**WHAT IS REQUIRED:** Copy every line in which the string "bases" occurs.

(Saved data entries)
::::
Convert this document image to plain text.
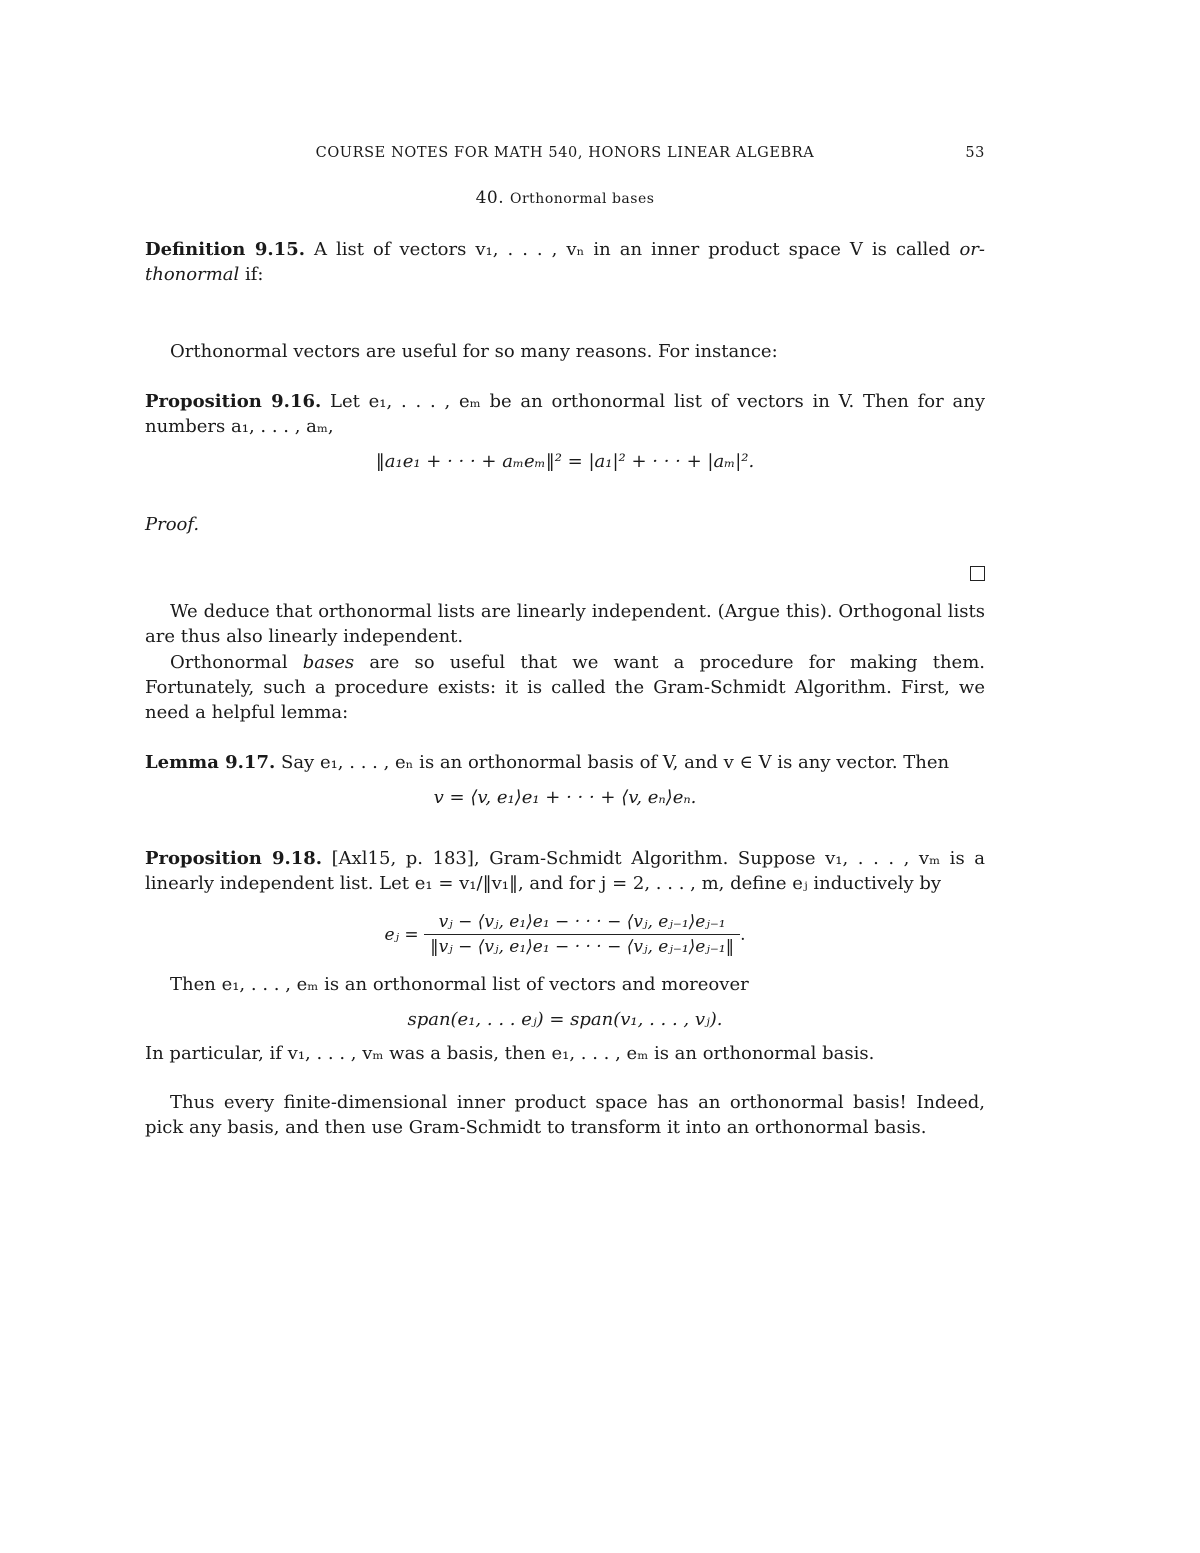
COURSE NOTES FOR MATH 540, HONORS LINEAR ALGEBRA	53
40. Orthonormal bases
Definition 9.15. A list of vectors v₁, . . . , vₙ in an inner product space V is called or-thonormal if:
Orthonormal vectors are useful for so many reasons. For instance:
Proposition 9.16. Let e₁, . . . , eₘ be an orthonormal list of vectors in V. Then for any numbers a₁, . . . , aₘ,
‖a₁e₁ + · · · + aₘeₘ‖² = |a₁|² + · · · + |aₘ|².
Proof.
We deduce that orthonormal lists are linearly independent. (Argue this). Orthogonal lists are thus also linearly independent.
Orthonormal bases are so useful that we want a procedure for making them. Fortunately, such a procedure exists: it is called the Gram-Schmidt Algorithm. First, we need a helpful lemma:
Lemma 9.17. Say e₁, . . . , eₙ is an orthonormal basis of V, and v ∈ V is any vector. Then
v = ⟨v, e₁⟩e₁ + · · · + ⟨v, eₙ⟩eₙ.
Proposition 9.18. [Axl15, p. 183], Gram-Schmidt Algorithm. Suppose v₁, . . . , vₘ is a linearly independent list. Let e₁ = v₁/‖v₁‖, and for j = 2, . . . , m, define eⱼ inductively by
eⱼ = $\frac{\text{vⱼ − ⟨vⱼ, e₁⟩e₁ − · · · − ⟨vⱼ, eⱼ₋₁⟩eⱼ₋₁}}{\text{‖vⱼ − ⟨vⱼ, e₁⟩e₁ − · · · − ⟨vⱼ, eⱼ₋₁⟩eⱼ₋₁‖}}$ .
Then e₁, . . . , eₘ is an orthonormal list of vectors and moreover
span(e₁, . . . eⱼ) = span(v₁, . . . , vⱼ).
In particular, if v₁, . . . , vₘ was a basis, then e₁, . . . , eₘ is an orthonormal basis.
Thus every finite-dimensional inner product space has an orthonormal basis! Indeed, pick any basis, and then use Gram-Schmidt to transform it into an orthonormal basis.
::::
**THE OUTPUT:**
40. Orthonormal bases
Orthonormal bases are so useful that we want a procedure for making them. Fortunately, such a procedure exists: it is called the Gram-Schmidt Algorithm. First, we need a helpful lemma:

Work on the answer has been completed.